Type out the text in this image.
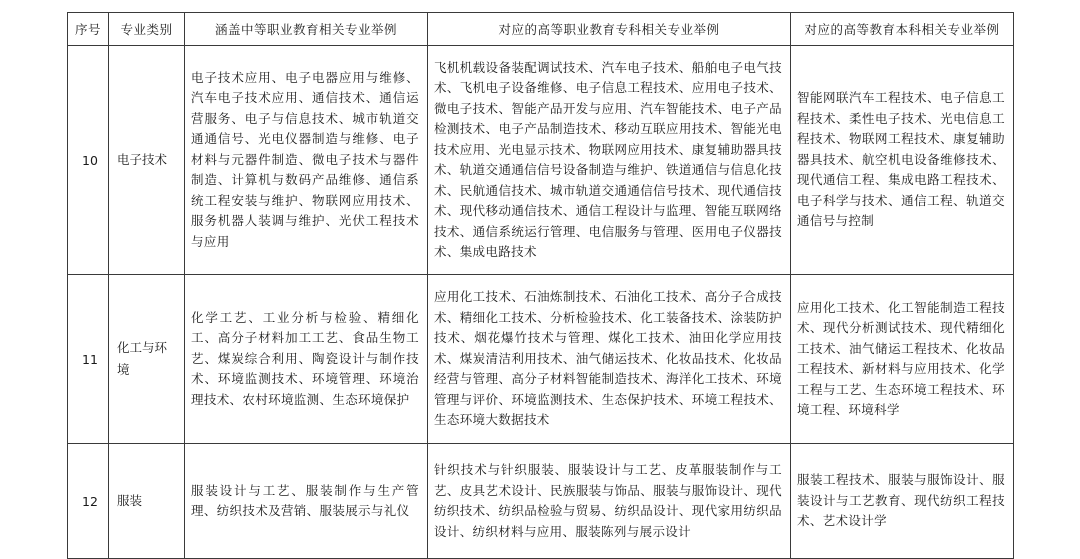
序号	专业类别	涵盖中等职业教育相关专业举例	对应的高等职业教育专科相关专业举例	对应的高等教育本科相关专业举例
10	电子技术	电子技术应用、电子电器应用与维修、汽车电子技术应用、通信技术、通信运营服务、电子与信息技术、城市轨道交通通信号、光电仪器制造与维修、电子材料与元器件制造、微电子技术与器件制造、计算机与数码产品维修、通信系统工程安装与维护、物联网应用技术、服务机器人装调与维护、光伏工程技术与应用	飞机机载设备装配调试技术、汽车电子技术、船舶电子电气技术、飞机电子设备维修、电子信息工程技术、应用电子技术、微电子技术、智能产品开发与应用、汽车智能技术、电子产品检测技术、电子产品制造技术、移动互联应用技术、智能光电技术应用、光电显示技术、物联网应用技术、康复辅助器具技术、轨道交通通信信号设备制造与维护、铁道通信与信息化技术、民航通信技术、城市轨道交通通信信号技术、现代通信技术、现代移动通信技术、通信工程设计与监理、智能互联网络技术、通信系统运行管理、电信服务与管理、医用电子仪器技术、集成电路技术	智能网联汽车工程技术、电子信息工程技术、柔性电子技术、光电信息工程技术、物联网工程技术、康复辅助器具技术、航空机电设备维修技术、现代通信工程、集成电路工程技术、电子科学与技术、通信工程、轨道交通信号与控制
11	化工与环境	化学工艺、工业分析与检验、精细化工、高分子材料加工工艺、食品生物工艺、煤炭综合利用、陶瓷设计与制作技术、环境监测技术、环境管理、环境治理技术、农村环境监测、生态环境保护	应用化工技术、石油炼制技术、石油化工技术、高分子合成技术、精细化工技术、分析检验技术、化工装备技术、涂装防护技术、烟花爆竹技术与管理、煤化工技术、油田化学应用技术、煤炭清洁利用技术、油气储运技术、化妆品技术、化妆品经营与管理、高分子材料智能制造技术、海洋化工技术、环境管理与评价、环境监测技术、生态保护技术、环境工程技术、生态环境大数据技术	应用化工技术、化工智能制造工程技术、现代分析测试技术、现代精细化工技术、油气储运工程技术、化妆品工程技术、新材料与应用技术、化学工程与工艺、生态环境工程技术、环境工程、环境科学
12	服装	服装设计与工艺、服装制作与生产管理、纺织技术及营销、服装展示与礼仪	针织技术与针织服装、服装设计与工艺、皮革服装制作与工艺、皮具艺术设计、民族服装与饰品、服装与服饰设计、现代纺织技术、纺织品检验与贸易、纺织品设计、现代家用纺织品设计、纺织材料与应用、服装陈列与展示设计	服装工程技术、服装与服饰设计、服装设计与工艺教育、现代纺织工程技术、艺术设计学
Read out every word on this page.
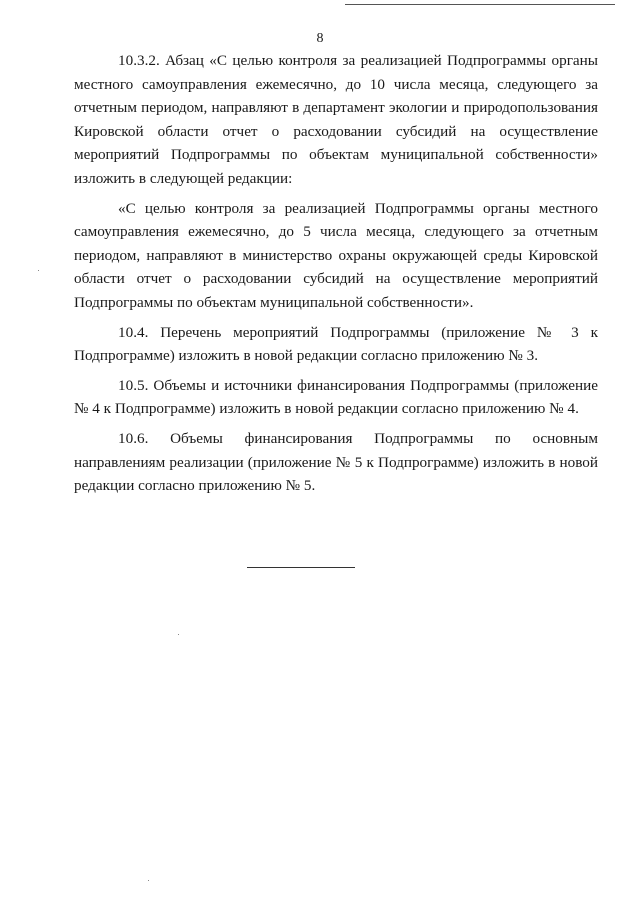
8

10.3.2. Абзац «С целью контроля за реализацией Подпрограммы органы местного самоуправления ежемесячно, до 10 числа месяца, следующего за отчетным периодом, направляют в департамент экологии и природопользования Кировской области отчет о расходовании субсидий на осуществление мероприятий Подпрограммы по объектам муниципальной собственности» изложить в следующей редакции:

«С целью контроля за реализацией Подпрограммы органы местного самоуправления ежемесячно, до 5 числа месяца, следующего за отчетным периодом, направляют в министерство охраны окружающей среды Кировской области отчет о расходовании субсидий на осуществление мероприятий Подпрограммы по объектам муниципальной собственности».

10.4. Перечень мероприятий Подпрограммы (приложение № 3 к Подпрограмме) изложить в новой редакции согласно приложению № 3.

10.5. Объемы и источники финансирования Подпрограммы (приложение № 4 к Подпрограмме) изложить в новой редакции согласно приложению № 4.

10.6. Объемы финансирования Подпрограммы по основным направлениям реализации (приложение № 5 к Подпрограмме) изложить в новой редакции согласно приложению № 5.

# [REQUIREMENTS]
Set down all the entries exactly as they appear, but skip any pictures.

# [OUTPUT FOR THIS TASK]
Type out the text in this image.
序号	专业类别	涵盖中等职业教育相关专业举例	对应的高等职业教育专科相关专业举例	对应的高等教育本科相关专业举例
10	电子技术	电子技术应用、电子电器应用与维修、汽车电子技术应用、通信技术、通信运营服务、电子与信息技术、城市轨道交通通信号、光电仪器制造与维修、电子材料与元器件制造、微电子技术与器件制造、计算机与数码产品维修、通信系统工程安装与维护、物联网应用技术、服务机器人装调与维护、光伏工程技术与应用	飞机机载设备装配调试技术、汽车电子技术、船舶电子电气技术、飞机电子设备维修、电子信息工程技术、应用电子技术、微电子技术、智能产品开发与应用、汽车智能技术、电子产品检测技术、电子产品制造技术、移动互联应用技术、智能光电技术应用、光电显示技术、物联网应用技术、康复辅助器具技术、轨道交通通信信号设备制造与维护、铁道通信与信息化技术、民航通信技术、城市轨道交通通信信号技术、现代通信技术、现代移动通信技术、通信工程设计与监理、智能互联网络技术、通信系统运行管理、电信服务与管理、医用电子仪器技术、集成电路技术	智能网联汽车工程技术、电子信息工程技术、柔性电子技术、光电信息工程技术、物联网工程技术、康复辅助器具技术、航空机电设备维修技术、现代通信工程、集成电路工程技术、电子科学与技术、通信工程、轨道交通信号与控制
11	化工与环境	化学工艺、工业分析与检验、精细化工、高分子材料加工工艺、食品生物工艺、煤炭综合利用、陶瓷设计与制作技术、环境监测技术、环境管理、环境治理技术、农村环境监测、生态环境保护	应用化工技术、石油炼制技术、石油化工技术、高分子合成技术、精细化工技术、分析检验技术、化工装备技术、涂装防护技术、烟花爆竹技术与管理、煤化工技术、油田化学应用技术、煤炭清洁利用技术、油气储运技术、化妆品技术、化妆品经营与管理、高分子材料智能制造技术、海洋化工技术、环境管理与评价、环境监测技术、生态保护技术、环境工程技术、生态环境大数据技术	应用化工技术、化工智能制造工程技术、现代分析测试技术、现代精细化工技术、油气储运工程技术、化妆品工程技术、新材料与应用技术、化学工程与工艺、生态环境工程技术、环境工程、环境科学
12	服装	服装设计与工艺、服装制作与生产管理、纺织技术及营销、服装展示与礼仪	针织技术与针织服装、服装设计与工艺、皮革服装制作与工艺、皮具艺术设计、民族服装与饰品、服装与服饰设计、现代纺织技术、纺织品检验与贸易、纺织品设计、现代家用纺织品设计、纺织材料与应用、服装陈列与展示设计	服装工程技术、服装与服饰设计、服装设计与工艺教育、现代纺织工程技术、艺术设计学
Read out every word on this page.
8

10.3.2. Абзац «С целью контроля за реализацией Подпрограммы органы местного самоуправления ежемесячно, до 10 числа месяца, следующего за отчетным периодом, направляют в департамент экологии и природопользования Кировской области отчет о расходовании субсидий на осуществление мероприятий Подпрограммы по объектам муниципальной собственности» изложить в следующей редакции:

«С целью контроля за реализацией Подпрограммы органы местного самоуправления ежемесячно, до 5 числа месяца, следующего за отчетным периодом, направляют в министерство охраны окружающей среды Кировской области отчет о расходовании субсидий на осуществление мероприятий Подпрограммы по объектам муниципальной собственности».

10.4. Перечень мероприятий Подпрограммы (приложение № 3 к Подпрограмме) изложить в новой редакции согласно приложению № 3.

10.5. Объемы и источники финансирования Подпрограммы (приложение № 4 к Подпрограмме) изложить в новой редакции согласно приложению № 4.

10.6. Объемы финансирования Подпрограммы по основным направлениям реализации (приложение № 5 к Подпрограмме) изложить в новой редакции согласно приложению № 5.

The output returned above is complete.